WORK TO BE COMPLETED: The listing below is the input. Say how many of its lines contain "sexes", giving the number alone.

TASK INPUTS:
==========

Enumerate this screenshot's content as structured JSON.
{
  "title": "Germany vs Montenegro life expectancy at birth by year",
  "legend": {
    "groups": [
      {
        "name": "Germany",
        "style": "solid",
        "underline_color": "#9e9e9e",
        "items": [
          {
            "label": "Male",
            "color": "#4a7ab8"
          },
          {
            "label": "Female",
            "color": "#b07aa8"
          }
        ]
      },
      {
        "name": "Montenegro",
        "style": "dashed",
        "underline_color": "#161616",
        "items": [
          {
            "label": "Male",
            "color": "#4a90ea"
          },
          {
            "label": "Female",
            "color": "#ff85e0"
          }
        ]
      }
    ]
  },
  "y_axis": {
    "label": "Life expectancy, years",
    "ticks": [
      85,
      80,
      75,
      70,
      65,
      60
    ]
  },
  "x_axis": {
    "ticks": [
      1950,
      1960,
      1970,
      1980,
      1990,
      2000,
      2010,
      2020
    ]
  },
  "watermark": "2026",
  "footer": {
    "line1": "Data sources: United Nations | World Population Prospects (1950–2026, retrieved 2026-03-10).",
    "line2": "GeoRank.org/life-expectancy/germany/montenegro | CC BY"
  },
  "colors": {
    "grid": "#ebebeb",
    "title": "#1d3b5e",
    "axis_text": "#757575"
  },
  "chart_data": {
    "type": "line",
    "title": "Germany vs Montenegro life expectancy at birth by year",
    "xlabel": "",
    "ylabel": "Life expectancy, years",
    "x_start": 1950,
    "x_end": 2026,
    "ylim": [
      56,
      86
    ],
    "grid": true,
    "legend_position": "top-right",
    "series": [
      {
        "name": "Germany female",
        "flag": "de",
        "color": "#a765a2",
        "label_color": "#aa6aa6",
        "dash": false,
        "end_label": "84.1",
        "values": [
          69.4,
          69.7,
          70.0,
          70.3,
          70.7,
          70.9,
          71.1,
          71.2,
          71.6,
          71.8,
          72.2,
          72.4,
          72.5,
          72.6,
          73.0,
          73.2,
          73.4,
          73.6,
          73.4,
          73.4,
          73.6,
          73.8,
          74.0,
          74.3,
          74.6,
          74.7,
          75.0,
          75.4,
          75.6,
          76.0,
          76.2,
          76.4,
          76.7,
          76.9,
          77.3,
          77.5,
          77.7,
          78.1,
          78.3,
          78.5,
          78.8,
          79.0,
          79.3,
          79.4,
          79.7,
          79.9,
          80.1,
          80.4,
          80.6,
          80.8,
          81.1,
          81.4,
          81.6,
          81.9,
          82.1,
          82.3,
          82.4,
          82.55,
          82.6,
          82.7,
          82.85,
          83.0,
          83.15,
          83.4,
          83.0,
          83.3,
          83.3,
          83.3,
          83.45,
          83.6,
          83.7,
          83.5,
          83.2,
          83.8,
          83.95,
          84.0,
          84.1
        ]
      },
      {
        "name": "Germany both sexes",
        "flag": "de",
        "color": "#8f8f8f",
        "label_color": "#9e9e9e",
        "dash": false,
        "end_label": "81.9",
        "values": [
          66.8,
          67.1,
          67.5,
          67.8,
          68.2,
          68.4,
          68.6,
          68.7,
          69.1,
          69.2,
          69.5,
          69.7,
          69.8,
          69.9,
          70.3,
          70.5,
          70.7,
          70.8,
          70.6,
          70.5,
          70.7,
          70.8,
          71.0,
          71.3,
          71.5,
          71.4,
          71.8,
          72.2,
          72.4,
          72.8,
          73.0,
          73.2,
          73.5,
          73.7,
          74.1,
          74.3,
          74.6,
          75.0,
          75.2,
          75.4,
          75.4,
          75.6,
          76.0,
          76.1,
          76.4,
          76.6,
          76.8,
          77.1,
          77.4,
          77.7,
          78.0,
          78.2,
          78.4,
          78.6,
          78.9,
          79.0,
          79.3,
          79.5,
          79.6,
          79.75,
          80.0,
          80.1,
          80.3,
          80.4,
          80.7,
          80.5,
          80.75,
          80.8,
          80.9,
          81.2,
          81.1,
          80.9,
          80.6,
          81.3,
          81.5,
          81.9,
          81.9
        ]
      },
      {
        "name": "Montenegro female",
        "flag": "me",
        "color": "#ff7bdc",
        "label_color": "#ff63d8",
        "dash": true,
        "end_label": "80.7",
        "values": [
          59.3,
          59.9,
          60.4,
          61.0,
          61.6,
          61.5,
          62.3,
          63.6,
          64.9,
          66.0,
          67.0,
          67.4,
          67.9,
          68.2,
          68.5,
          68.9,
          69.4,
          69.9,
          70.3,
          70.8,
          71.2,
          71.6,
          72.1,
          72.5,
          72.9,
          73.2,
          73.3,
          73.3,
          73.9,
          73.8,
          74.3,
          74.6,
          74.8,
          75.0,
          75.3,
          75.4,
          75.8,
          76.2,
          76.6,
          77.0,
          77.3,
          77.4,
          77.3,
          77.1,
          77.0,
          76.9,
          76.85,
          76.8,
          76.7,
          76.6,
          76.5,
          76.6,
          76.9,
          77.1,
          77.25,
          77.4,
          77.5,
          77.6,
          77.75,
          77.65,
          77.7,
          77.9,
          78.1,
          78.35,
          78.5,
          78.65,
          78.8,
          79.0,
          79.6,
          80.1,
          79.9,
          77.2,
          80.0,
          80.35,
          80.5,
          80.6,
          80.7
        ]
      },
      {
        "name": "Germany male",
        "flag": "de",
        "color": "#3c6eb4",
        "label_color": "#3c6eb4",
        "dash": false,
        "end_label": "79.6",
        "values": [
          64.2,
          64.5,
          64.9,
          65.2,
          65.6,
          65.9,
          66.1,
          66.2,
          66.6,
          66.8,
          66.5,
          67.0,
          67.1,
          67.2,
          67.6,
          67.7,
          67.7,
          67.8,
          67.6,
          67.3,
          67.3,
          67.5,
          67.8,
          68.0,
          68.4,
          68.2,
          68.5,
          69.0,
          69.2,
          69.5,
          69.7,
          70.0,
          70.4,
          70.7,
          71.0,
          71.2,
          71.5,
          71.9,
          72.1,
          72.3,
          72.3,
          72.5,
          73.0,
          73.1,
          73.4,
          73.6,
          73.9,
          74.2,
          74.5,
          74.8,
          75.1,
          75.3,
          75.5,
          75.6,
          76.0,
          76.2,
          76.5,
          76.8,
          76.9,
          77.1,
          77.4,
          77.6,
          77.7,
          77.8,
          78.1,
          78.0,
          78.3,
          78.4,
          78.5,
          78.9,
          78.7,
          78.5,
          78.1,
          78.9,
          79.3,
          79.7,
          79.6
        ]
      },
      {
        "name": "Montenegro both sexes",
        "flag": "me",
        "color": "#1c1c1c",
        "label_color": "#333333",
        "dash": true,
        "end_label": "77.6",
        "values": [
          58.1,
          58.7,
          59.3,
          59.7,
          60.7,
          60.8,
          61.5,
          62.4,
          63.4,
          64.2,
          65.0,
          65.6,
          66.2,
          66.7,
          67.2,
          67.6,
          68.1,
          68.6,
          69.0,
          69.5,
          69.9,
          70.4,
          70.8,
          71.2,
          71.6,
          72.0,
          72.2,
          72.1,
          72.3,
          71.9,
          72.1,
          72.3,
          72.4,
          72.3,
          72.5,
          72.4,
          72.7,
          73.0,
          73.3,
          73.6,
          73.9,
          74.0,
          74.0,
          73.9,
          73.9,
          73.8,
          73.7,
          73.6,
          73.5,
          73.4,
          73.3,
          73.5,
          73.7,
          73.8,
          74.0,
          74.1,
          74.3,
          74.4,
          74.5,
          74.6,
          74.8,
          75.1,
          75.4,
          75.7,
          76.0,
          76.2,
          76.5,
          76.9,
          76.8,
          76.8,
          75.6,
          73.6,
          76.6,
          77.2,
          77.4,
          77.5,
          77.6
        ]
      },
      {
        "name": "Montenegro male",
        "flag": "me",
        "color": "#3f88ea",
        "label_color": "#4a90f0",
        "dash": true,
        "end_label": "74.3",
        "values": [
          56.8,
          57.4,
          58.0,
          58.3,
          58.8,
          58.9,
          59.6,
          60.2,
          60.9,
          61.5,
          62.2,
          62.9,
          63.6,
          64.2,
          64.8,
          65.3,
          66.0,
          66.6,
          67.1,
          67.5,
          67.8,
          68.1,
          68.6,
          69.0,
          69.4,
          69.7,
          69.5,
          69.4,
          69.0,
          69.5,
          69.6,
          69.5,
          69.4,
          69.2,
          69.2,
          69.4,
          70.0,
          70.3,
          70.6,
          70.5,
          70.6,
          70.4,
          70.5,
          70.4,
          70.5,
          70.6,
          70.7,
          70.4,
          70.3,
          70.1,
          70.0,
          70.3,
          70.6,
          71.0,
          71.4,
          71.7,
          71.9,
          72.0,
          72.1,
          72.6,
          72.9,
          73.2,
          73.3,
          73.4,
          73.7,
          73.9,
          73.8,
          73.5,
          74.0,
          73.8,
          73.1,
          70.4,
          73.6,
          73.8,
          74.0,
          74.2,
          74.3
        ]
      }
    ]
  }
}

==========

TASK OUTPUT: 2